Problem requirements: Reproduce the data below line for line, with every character unchanged.

Supplied entries:
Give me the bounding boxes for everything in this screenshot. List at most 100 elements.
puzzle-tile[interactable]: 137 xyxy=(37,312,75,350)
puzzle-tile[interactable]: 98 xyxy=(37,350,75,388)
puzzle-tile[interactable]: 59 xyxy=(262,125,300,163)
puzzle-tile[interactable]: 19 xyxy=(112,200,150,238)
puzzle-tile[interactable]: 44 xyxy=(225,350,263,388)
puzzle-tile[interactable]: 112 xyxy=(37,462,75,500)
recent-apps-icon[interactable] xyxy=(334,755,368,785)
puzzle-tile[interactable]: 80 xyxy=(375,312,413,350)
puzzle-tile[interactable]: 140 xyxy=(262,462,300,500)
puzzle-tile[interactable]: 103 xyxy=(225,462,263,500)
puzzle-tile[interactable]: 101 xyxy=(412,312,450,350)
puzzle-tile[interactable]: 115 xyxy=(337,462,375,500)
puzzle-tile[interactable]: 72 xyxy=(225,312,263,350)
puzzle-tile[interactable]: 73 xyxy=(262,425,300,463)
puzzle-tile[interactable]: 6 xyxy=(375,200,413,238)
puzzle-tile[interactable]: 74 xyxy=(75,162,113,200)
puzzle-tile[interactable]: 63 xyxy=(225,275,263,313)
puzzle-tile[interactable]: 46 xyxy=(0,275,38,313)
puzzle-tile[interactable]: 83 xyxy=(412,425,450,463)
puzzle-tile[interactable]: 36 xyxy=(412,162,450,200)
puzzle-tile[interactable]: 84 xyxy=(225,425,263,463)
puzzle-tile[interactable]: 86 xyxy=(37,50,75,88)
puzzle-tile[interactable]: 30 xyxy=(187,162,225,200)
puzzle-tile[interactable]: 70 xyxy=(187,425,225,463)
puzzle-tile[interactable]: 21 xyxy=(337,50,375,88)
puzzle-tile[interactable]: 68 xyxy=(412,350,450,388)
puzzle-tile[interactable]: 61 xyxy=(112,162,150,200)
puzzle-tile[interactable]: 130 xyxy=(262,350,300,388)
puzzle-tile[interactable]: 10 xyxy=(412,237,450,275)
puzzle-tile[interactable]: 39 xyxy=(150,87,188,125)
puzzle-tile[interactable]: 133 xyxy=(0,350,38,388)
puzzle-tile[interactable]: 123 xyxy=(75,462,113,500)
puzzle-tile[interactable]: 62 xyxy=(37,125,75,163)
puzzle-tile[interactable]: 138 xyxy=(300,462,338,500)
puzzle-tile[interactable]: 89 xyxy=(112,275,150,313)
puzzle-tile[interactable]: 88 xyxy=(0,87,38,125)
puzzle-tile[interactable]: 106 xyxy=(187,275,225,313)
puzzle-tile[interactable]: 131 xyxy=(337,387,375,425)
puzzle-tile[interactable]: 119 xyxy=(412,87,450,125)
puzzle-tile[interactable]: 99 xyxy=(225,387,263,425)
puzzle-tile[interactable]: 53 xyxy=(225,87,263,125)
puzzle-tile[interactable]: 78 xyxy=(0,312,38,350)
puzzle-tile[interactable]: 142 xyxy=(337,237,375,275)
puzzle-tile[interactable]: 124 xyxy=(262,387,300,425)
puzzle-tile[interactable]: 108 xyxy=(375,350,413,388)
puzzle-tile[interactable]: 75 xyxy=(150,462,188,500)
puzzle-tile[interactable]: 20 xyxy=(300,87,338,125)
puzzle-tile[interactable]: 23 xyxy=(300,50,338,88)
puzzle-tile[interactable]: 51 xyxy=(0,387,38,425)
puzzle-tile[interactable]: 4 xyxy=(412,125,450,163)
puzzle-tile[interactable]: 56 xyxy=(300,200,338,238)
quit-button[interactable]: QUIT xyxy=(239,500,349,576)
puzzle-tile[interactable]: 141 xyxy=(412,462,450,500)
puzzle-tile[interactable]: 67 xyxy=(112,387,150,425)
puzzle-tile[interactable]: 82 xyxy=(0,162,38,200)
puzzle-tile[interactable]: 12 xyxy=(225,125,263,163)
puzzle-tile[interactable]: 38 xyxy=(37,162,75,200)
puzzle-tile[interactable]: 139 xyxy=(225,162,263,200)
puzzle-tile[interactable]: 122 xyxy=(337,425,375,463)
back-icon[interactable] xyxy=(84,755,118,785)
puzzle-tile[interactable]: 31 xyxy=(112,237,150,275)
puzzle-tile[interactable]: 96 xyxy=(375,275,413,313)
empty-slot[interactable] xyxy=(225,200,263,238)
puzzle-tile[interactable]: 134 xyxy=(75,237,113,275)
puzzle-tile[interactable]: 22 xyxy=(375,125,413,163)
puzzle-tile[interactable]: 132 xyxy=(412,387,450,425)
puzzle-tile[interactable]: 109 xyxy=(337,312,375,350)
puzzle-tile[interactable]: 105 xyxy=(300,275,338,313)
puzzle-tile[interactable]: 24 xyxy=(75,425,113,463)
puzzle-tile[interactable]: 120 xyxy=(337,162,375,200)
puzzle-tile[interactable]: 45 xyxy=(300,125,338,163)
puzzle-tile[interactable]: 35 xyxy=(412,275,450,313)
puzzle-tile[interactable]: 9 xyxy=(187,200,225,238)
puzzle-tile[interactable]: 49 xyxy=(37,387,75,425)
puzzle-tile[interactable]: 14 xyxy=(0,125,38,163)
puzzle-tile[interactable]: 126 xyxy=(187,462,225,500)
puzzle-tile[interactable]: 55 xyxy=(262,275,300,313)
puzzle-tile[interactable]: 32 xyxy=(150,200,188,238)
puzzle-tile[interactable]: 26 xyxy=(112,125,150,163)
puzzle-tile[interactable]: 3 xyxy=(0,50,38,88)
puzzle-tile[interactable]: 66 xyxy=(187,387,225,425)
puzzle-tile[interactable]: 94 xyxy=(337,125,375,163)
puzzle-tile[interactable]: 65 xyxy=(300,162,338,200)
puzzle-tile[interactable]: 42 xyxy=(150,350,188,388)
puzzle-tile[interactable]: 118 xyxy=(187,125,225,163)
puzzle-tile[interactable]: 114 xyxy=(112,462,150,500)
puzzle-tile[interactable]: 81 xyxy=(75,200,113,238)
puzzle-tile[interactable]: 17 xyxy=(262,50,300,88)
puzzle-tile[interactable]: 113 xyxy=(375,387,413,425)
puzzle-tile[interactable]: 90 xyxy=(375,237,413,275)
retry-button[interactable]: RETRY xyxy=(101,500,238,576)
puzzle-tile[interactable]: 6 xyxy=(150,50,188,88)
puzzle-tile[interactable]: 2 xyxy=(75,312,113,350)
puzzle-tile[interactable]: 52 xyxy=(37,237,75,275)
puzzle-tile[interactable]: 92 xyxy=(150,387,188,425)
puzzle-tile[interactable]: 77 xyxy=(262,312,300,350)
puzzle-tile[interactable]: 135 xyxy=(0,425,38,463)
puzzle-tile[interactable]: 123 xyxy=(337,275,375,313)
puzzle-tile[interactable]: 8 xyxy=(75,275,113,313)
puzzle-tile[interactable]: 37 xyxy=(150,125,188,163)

Full output:
Give me the bounding boxes for everything in this screenshot. List at most 100 elements.
puzzle-tile[interactable]: 137 xyxy=(37,312,75,350)
puzzle-tile[interactable]: 98 xyxy=(37,350,75,388)
puzzle-tile[interactable]: 59 xyxy=(262,125,300,163)
puzzle-tile[interactable]: 19 xyxy=(112,200,150,238)
puzzle-tile[interactable]: 44 xyxy=(225,350,263,388)
puzzle-tile[interactable]: 112 xyxy=(37,462,75,500)
recent-apps-icon[interactable] xyxy=(334,755,368,785)
puzzle-tile[interactable]: 80 xyxy=(375,312,413,350)
puzzle-tile[interactable]: 140 xyxy=(262,462,300,500)
puzzle-tile[interactable]: 103 xyxy=(225,462,263,500)
puzzle-tile[interactable]: 101 xyxy=(412,312,450,350)
puzzle-tile[interactable]: 115 xyxy=(337,462,375,500)
puzzle-tile[interactable]: 72 xyxy=(225,312,263,350)
puzzle-tile[interactable]: 73 xyxy=(262,425,300,463)
puzzle-tile[interactable]: 6 xyxy=(375,200,413,238)
puzzle-tile[interactable]: 74 xyxy=(75,162,113,200)
puzzle-tile[interactable]: 63 xyxy=(225,275,263,313)
puzzle-tile[interactable]: 46 xyxy=(0,275,38,313)
puzzle-tile[interactable]: 83 xyxy=(412,425,450,463)
puzzle-tile[interactable]: 36 xyxy=(412,162,450,200)
puzzle-tile[interactable]: 84 xyxy=(225,425,263,463)
puzzle-tile[interactable]: 86 xyxy=(37,50,75,88)
puzzle-tile[interactable]: 30 xyxy=(187,162,225,200)
puzzle-tile[interactable]: 70 xyxy=(187,425,225,463)
puzzle-tile[interactable]: 21 xyxy=(337,50,375,88)
puzzle-tile[interactable]: 68 xyxy=(412,350,450,388)
puzzle-tile[interactable]: 61 xyxy=(112,162,150,200)
puzzle-tile[interactable]: 130 xyxy=(262,350,300,388)
puzzle-tile[interactable]: 10 xyxy=(412,237,450,275)
puzzle-tile[interactable]: 39 xyxy=(150,87,188,125)
puzzle-tile[interactable]: 133 xyxy=(0,350,38,388)
puzzle-tile[interactable]: 123 xyxy=(75,462,113,500)
puzzle-tile[interactable]: 62 xyxy=(37,125,75,163)
puzzle-tile[interactable]: 138 xyxy=(300,462,338,500)
puzzle-tile[interactable]: 89 xyxy=(112,275,150,313)
puzzle-tile[interactable]: 88 xyxy=(0,87,38,125)
puzzle-tile[interactable]: 106 xyxy=(187,275,225,313)
puzzle-tile[interactable]: 131 xyxy=(337,387,375,425)
puzzle-tile[interactable]: 119 xyxy=(412,87,450,125)
puzzle-tile[interactable]: 99 xyxy=(225,387,263,425)
puzzle-tile[interactable]: 53 xyxy=(225,87,263,125)
puzzle-tile[interactable]: 78 xyxy=(0,312,38,350)
puzzle-tile[interactable]: 142 xyxy=(337,237,375,275)
puzzle-tile[interactable]: 124 xyxy=(262,387,300,425)
puzzle-tile[interactable]: 108 xyxy=(375,350,413,388)
puzzle-tile[interactable]: 75 xyxy=(150,462,188,500)
puzzle-tile[interactable]: 20 xyxy=(300,87,338,125)
puzzle-tile[interactable]: 23 xyxy=(300,50,338,88)
puzzle-tile[interactable]: 51 xyxy=(0,387,38,425)
puzzle-tile[interactable]: 4 xyxy=(412,125,450,163)
puzzle-tile[interactable]: 56 xyxy=(300,200,338,238)
quit-button[interactable]: QUIT xyxy=(239,500,349,576)
puzzle-tile[interactable]: 141 xyxy=(412,462,450,500)
puzzle-tile[interactable]: 67 xyxy=(112,387,150,425)
puzzle-tile[interactable]: 82 xyxy=(0,162,38,200)
puzzle-tile[interactable]: 12 xyxy=(225,125,263,163)
puzzle-tile[interactable]: 38 xyxy=(37,162,75,200)
puzzle-tile[interactable]: 139 xyxy=(225,162,263,200)
puzzle-tile[interactable]: 122 xyxy=(337,425,375,463)
back-icon[interactable] xyxy=(84,755,118,785)
puzzle-tile[interactable]: 31 xyxy=(112,237,150,275)
puzzle-tile[interactable]: 96 xyxy=(375,275,413,313)
empty-slot[interactable] xyxy=(225,200,263,238)
puzzle-tile[interactable]: 134 xyxy=(75,237,113,275)
puzzle-tile[interactable]: 22 xyxy=(375,125,413,163)
puzzle-tile[interactable]: 132 xyxy=(412,387,450,425)
puzzle-tile[interactable]: 109 xyxy=(337,312,375,350)
puzzle-tile[interactable]: 105 xyxy=(300,275,338,313)
puzzle-tile[interactable]: 24 xyxy=(75,425,113,463)
puzzle-tile[interactable]: 120 xyxy=(337,162,375,200)
puzzle-tile[interactable]: 45 xyxy=(300,125,338,163)
puzzle-tile[interactable]: 35 xyxy=(412,275,450,313)
puzzle-tile[interactable]: 9 xyxy=(187,200,225,238)
puzzle-tile[interactable]: 49 xyxy=(37,387,75,425)
puzzle-tile[interactable]: 14 xyxy=(0,125,38,163)
puzzle-tile[interactable]: 126 xyxy=(187,462,225,500)
puzzle-tile[interactable]: 55 xyxy=(262,275,300,313)
puzzle-tile[interactable]: 32 xyxy=(150,200,188,238)
puzzle-tile[interactable]: 26 xyxy=(112,125,150,163)
puzzle-tile[interactable]: 3 xyxy=(0,50,38,88)
puzzle-tile[interactable]: 66 xyxy=(187,387,225,425)
puzzle-tile[interactable]: 94 xyxy=(337,125,375,163)
puzzle-tile[interactable]: 65 xyxy=(300,162,338,200)
puzzle-tile[interactable]: 42 xyxy=(150,350,188,388)
puzzle-tile[interactable]: 118 xyxy=(187,125,225,163)
puzzle-tile[interactable]: 114 xyxy=(112,462,150,500)
puzzle-tile[interactable]: 81 xyxy=(75,200,113,238)
puzzle-tile[interactable]: 17 xyxy=(262,50,300,88)
puzzle-tile[interactable]: 113 xyxy=(375,387,413,425)
puzzle-tile[interactable]: 90 xyxy=(375,237,413,275)
retry-button[interactable]: RETRY xyxy=(101,500,238,576)
puzzle-tile[interactable]: 6 xyxy=(150,50,188,88)
puzzle-tile[interactable]: 2 xyxy=(75,312,113,350)
puzzle-tile[interactable]: 52 xyxy=(37,237,75,275)
puzzle-tile[interactable]: 92 xyxy=(150,387,188,425)
puzzle-tile[interactable]: 77 xyxy=(262,312,300,350)
puzzle-tile[interactable]: 135 xyxy=(0,425,38,463)
puzzle-tile[interactable]: 123 xyxy=(337,275,375,313)
puzzle-tile[interactable]: 8 xyxy=(75,275,113,313)
puzzle-tile[interactable]: 37 xyxy=(150,125,188,163)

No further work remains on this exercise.